Put the lines from the one containing "footer <box>0 1296 768 1344</box>" through the one containing "tab[interactable]: Bianio <box>172" into a Markdown table with two columns, No. and Text. Number each row, and leave out any blank lines.
::: DATA SHOWN
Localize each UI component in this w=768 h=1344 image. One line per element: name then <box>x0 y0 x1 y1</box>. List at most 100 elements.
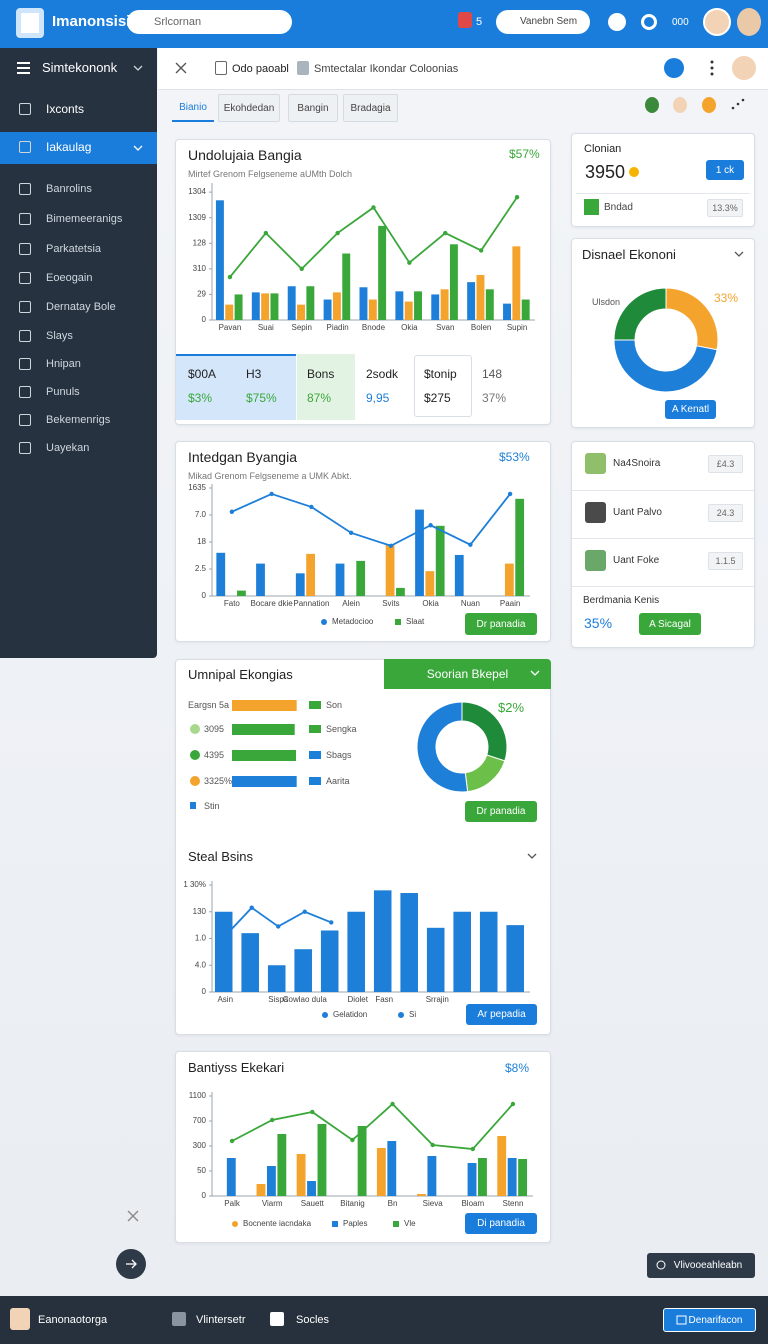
footer <box>0 1296 768 1344</box>
label: Simtekononk <box>42 60 118 75</box>
fab[interactable] <box>116 1249 146 1279</box>
sidebar-item[interactable]: Ixconts <box>46 102 85 116</box>
sidebar-active[interactable] <box>0 132 157 164</box>
button[interactable]: Vlivooeahleabn <box>647 1253 755 1278</box>
sidebar-item[interactable]: Banrolins <box>46 183 92 195</box>
sidebar-item[interactable]: Slays <box>46 330 73 342</box>
more-icon <box>731 106 735 110</box>
avatar[interactable] <box>737 8 761 36</box>
list-label: Uant Palvo <box>613 506 662 518</box>
label: Srlcornan <box>154 16 202 28</box>
avatar[interactable] <box>703 8 731 36</box>
sidebar-icon <box>19 386 31 398</box>
menu-icon <box>17 62 30 64</box>
button[interactable]: 1 ck <box>706 160 744 180</box>
button[interactable]: A Kenatl <box>665 400 716 419</box>
chart-title: Steal Bsins <box>188 849 254 864</box>
label: 000 <box>672 17 689 28</box>
close-icon <box>127 1210 139 1222</box>
button[interactable]: Di panadia <box>465 1213 537 1234</box>
sidebar-icon <box>19 183 31 195</box>
tab[interactable]: Bradagia <box>343 94 398 122</box>
legend-label: Son <box>326 700 343 710</box>
stat-box <box>414 355 472 417</box>
close-icon <box>127 1210 139 1222</box>
badge: $57% <box>509 147 540 161</box>
legend-label: Stin <box>204 801 220 811</box>
chat-icon[interactable] <box>608 13 626 31</box>
avatar[interactable] <box>732 56 756 80</box>
tab[interactable]: Bianio <box>172 94 214 122</box>
sidebar-item[interactable]: Bimemeeranigs <box>46 213 123 225</box>
sidebar-item[interactable]: Uayekan <box>46 442 90 454</box>
footer-item[interactable]: Socles <box>296 1314 330 1326</box>
item-icon <box>585 501 606 523</box>
sidebar-icon <box>19 414 31 426</box>
stat-value: $tonip <box>424 367 457 381</box>
avatar <box>10 1308 30 1330</box>
label: Bndad <box>604 202 633 213</box>
button[interactable]: Dr panadia <box>465 801 537 822</box>
legend-label: Sbags <box>326 750 352 760</box>
footer-icon <box>172 1312 186 1326</box>
sidebar-item[interactable]: Punuls <box>46 386 80 398</box>
button[interactable]: A Sicagal <box>639 613 701 635</box>
action-icon[interactable] <box>664 58 684 78</box>
sidebar-icon <box>19 330 31 342</box>
badge: $8% <box>505 1061 530 1075</box>
divider <box>576 193 750 194</box>
sidebar-icon <box>19 272 31 284</box>
settings-icon[interactable] <box>641 14 657 30</box>
stat-value: 37% <box>482 391 507 405</box>
sidebar-icon <box>19 442 31 454</box>
stat-value: 9,95 <box>366 391 390 405</box>
button[interactable]: Ar pepadia <box>466 1004 537 1025</box>
sidebar-item[interactable]: Iakaulag <box>46 140 92 154</box>
sidebar-icon <box>19 141 31 153</box>
chart-title: Undolujaia Bangia <box>188 147 302 163</box>
search-box[interactable] <box>127 10 292 34</box>
value-box: 13.3% <box>707 199 743 217</box>
sidebar-item[interactable]: Hnipan <box>46 358 81 370</box>
chart-title: Disnael Ekononi <box>582 247 676 262</box>
button[interactable]: Dr panadia <box>465 613 537 635</box>
divider <box>572 538 754 539</box>
stat-value: 2sodk <box>366 367 399 381</box>
category-label: 3325% <box>204 776 233 786</box>
tab[interactable]: Bangin <box>288 94 338 122</box>
toolbar-tab[interactable]: Smtectalar Ikondar Coloonias <box>314 63 459 75</box>
sidebar-item[interactable]: Bekemenrigs <box>46 414 111 426</box>
annotation: $2% <box>498 700 525 715</box>
stat-highlight <box>297 354 355 420</box>
list-footer-value: 35% <box>584 615 613 631</box>
user-icon <box>702 97 716 113</box>
user-icon <box>645 97 659 113</box>
sidebar-item[interactable]: Dernatay Bole <box>46 301 116 313</box>
item-icon <box>585 453 606 474</box>
menu-icon <box>17 67 30 69</box>
sidebar-item[interactable]: Eoeogain <box>46 272 93 284</box>
stat-value: H3 <box>246 367 262 381</box>
chart-title: Bantiyss Ekekari <box>188 1060 285 1075</box>
sidebar-icon <box>19 358 31 370</box>
button[interactable]: Denarifacon <box>663 1308 756 1332</box>
tab[interactable]: Ekohdedan <box>218 94 280 122</box>
more-icon <box>736 102 740 106</box>
button[interactable]: Soorian Bkepel <box>384 659 551 689</box>
chart-subtitle: Mikad Grenom Felgseneme a UMK Abkt. <box>188 471 352 481</box>
stat-value: 87% <box>307 391 332 405</box>
pie-label: Ulsdon <box>592 297 621 307</box>
sidebar-icon <box>19 301 31 313</box>
list-footer-title: Berdmania Kenis <box>583 595 660 606</box>
card <box>175 659 551 1035</box>
footer-item[interactable]: Vlintersetr <box>196 1314 246 1326</box>
stat-value: 148 <box>482 367 503 381</box>
list-label: Na4Snoira <box>613 458 661 469</box>
toolbar-tab[interactable]: Odo paoabl <box>232 63 289 75</box>
item-icon <box>585 550 606 571</box>
value-box: 1.1.5 <box>708 552 743 570</box>
stat-value: $3% <box>188 391 213 405</box>
search-box[interactable] <box>496 10 590 34</box>
sidebar-item[interactable]: Parkatetsia <box>46 243 102 255</box>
::::::
SOLUTION TO THE PROBLEM:
| No. | Text |
|---|---|
| 1 | footer <box>0 1296 768 1344</box> |
| 2 | label: Simtekononk <box>42 60 118 75</box> |
| 3 | fab[interactable] <box>116 1249 146 1279</box> |
| 4 | sidebar-item[interactable]: Ixconts <box>46 102 85 116</box> |
| 5 | sidebar-active[interactable] <box>0 132 157 164</box> |
| 6 | button[interactable]: Vlivooeahleabn <box>647 1253 755 1278</box> |
| 7 | sidebar-item[interactable]: Banrolins <box>46 183 92 195</box> |
| 8 | sidebar-item[interactable]: Slays <box>46 330 73 342</box> |
| 9 | more-icon <box>731 106 735 110</box> |
| 10 | avatar[interactable] <box>737 8 761 36</box> |
| 11 | list-label: Uant Palvo <box>613 506 662 518</box> |
| 12 | label: Srlcornan <box>154 16 202 28</box> |
| 13 | avatar[interactable] <box>703 8 731 36</box> |
| 14 | sidebar-icon <box>19 386 31 398</box> |
| 15 | menu-icon <box>17 62 30 64</box> |
| 16 | button[interactable]: 1 ck <box>706 160 744 180</box> |
| 17 | button[interactable]: A Kenatl <box>665 400 716 419</box> |
| 18 | chart-title: Steal Bsins <box>188 849 254 864</box> |
| 19 | label: 000 <box>672 17 689 28</box> |
| 20 | close-icon <box>127 1210 139 1222</box> |
| 21 | button[interactable]: Di panadia <box>465 1213 537 1234</box> |
| 22 | sidebar-icon <box>19 183 31 195</box> |
| 23 | tab[interactable]: Bradagia <box>343 94 398 122</box> |
| 24 | legend-label: Son <box>326 700 343 710</box> |
| 25 | stat-box <box>414 355 472 417</box> |
| 26 | close-icon <box>127 1210 139 1222</box> |
| 27 | badge: $57% <box>509 147 540 161</box> |
| 28 | legend-label: Stin <box>204 801 220 811</box> |
| 29 | chat-icon[interactable] <box>608 13 626 31</box> |
| 30 | avatar[interactable] <box>732 56 756 80</box> |
| 31 | tab[interactable]: Bianio <box>172 94 214 122</box> |